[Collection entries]
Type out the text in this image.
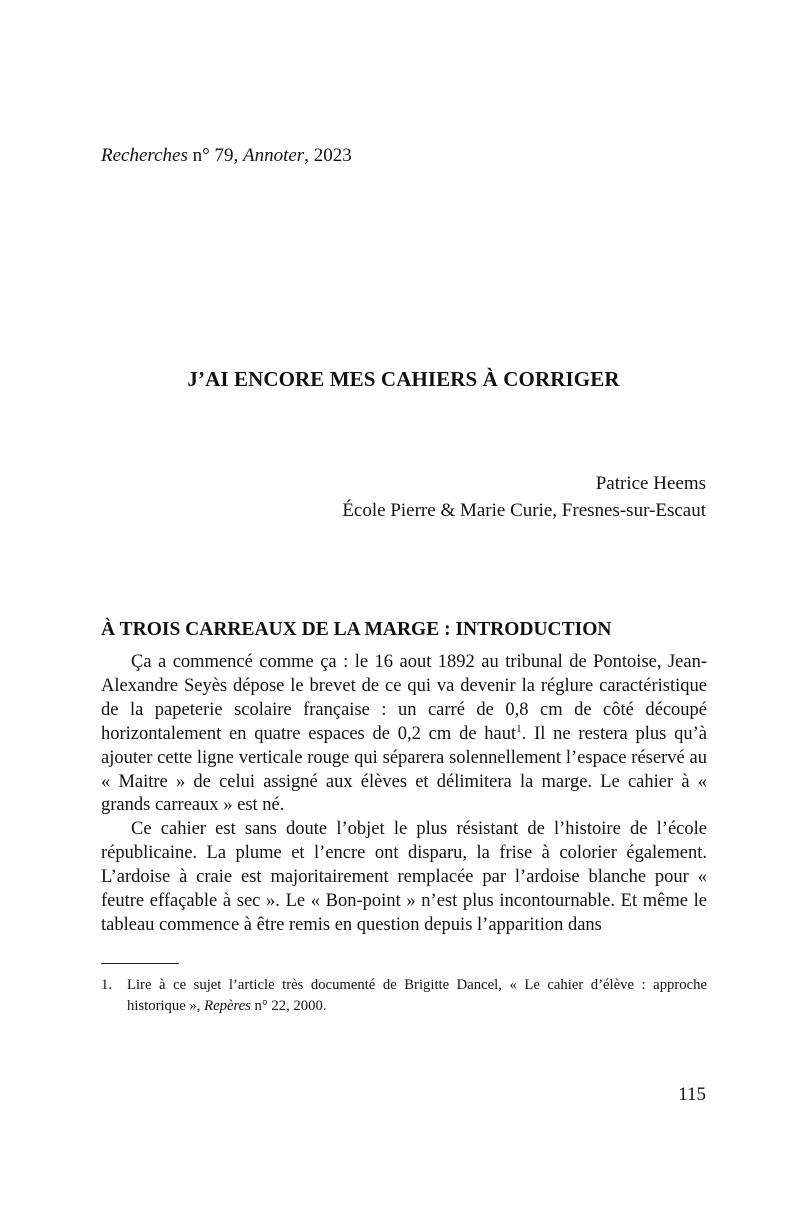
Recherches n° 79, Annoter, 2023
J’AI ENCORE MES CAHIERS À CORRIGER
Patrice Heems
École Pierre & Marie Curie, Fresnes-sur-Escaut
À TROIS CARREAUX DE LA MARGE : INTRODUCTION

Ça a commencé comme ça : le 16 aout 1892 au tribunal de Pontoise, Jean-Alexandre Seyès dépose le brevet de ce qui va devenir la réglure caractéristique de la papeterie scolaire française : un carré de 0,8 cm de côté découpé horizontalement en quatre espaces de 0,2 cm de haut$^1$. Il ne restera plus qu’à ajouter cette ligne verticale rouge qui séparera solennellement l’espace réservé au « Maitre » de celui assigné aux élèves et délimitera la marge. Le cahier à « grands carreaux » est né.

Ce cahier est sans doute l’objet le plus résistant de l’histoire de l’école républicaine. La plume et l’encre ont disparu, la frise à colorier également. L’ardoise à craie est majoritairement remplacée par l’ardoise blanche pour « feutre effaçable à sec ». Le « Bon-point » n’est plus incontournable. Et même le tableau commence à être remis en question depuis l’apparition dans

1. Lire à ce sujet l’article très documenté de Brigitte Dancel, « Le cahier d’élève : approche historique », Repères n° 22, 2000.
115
==
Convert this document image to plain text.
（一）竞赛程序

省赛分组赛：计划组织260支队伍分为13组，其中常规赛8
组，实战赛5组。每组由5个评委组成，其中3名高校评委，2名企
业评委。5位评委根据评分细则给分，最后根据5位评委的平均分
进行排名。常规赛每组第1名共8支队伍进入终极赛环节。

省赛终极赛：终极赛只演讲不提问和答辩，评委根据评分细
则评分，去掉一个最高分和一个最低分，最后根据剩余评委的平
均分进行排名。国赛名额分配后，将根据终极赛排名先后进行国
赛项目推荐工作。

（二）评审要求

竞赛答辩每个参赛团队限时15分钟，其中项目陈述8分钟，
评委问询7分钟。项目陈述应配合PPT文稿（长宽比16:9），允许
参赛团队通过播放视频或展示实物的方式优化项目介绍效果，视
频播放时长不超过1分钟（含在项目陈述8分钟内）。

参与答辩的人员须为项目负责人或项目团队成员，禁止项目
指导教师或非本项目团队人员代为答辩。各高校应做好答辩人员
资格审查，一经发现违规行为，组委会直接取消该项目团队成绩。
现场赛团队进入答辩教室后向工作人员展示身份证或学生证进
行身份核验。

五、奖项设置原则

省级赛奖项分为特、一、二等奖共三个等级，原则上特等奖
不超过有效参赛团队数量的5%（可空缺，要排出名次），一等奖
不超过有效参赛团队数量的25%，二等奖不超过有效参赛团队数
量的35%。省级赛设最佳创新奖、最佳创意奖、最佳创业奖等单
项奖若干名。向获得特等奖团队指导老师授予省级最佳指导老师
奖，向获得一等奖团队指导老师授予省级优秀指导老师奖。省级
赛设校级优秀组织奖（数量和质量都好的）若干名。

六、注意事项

> **THE TASK**:
Pick out and copy the lines of the entries that hold the string "text".

> **RESPONSE TO THIS TASK**:
Type out the text in this image.
Convert this document image to plain text.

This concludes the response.